- [Problem statement] Copy out the records in full, word for word, without pictures.

- [Data items]

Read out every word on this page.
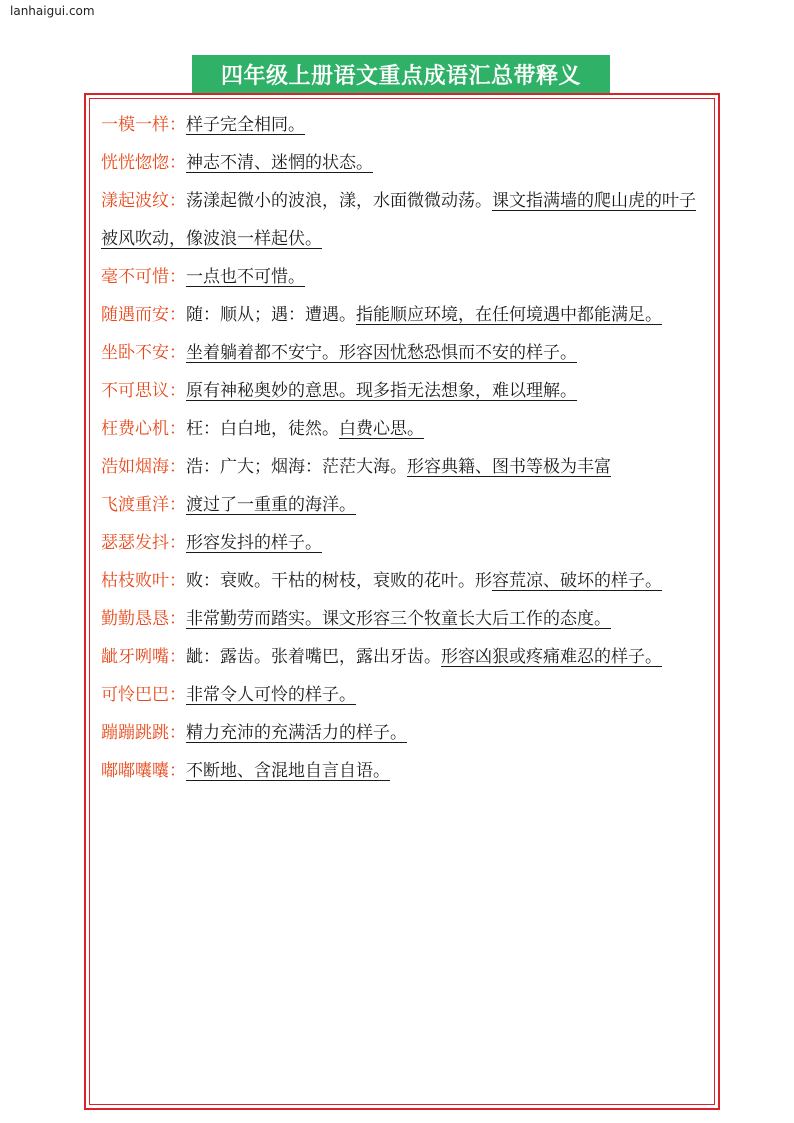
lanhaigui.com
四年级上册语文重点成语汇总带释义
一模一样：样子完全相同。
恍恍惚惚：神志不清、迷惘的状态。
漾起波纹：荡漾起微小的波浪，漾，水面微微动荡。课文指满墙的爬山虎的叶子被风吹动，像波浪一样起伏。
毫不可惜：一点也不可惜。
随遇而安：随：顺从；遇：遭遇。指能顺应环境，在任何境遇中都能满足。
坐卧不安：坐着躺着都不安宁。形容因忧愁恐惧而不安的样子。
不可思议：原有神秘奥妙的意思。现多指无法想象，难以理解。
枉费心机：枉：白白地，徒然。白费心思。
浩如烟海：浩：广大；烟海：茫茫大海。形容典籍、图书等极为丰富
飞渡重洋：渡过了一重重的海洋。
瑟瑟发抖：形容发抖的样子。
枯枝败叶：败：衰败。干枯的树枝，衰败的花叶。形容荒凉、破坏的样子。
勤勤恳恳：非常勤劳而踏实。课文形容三个牧童长大后工作的态度。
龇牙咧嘴：龇：露齿。张着嘴巴，露出牙齿。形容凶狠或疼痛难忍的样子。
可怜巴巴：非常令人可怜的样子。
蹦蹦跳跳：精力充沛的充满活力的样子。
嘟嘟囔囔：不断地、含混地自言自语。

- [Result of the task]
Read out every word on this page.
lanhaigui.com
四年级上册语文重点成语汇总带释义
一模一样：样子完全相同。
恍恍惚惚：神志不清、迷惘的状态。
漾起波纹：荡漾起微小的波浪，漾，水面微微动荡。课文指满墙的爬山虎的叶子被风吹动，像波浪一样起伏。
毫不可惜：一点也不可惜。
随遇而安：随：顺从；遇：遭遇。指能顺应环境，在任何境遇中都能满足。
坐卧不安：坐着躺着都不安宁。形容因忧愁恐惧而不安的样子。
不可思议：原有神秘奥妙的意思。现多指无法想象，难以理解。
枉费心机：枉：白白地，徒然。白费心思。
浩如烟海：浩：广大；烟海：茫茫大海。形容典籍、图书等极为丰富
飞渡重洋：渡过了一重重的海洋。
瑟瑟发抖：形容发抖的样子。
枯枝败叶：败：衰败。干枯的树枝，衰败的花叶。形容荒凉、破坏的样子。
勤勤恳恳：非常勤劳而踏实。课文形容三个牧童长大后工作的态度。
龇牙咧嘴：龇：露齿。张着嘴巴，露出牙齿。形容凶狠或疼痛难忍的样子。
可怜巴巴：非常令人可怜的样子。
蹦蹦跳跳：精力充沛的充满活力的样子。
嘟嘟囔囔：不断地、含混地自言自语。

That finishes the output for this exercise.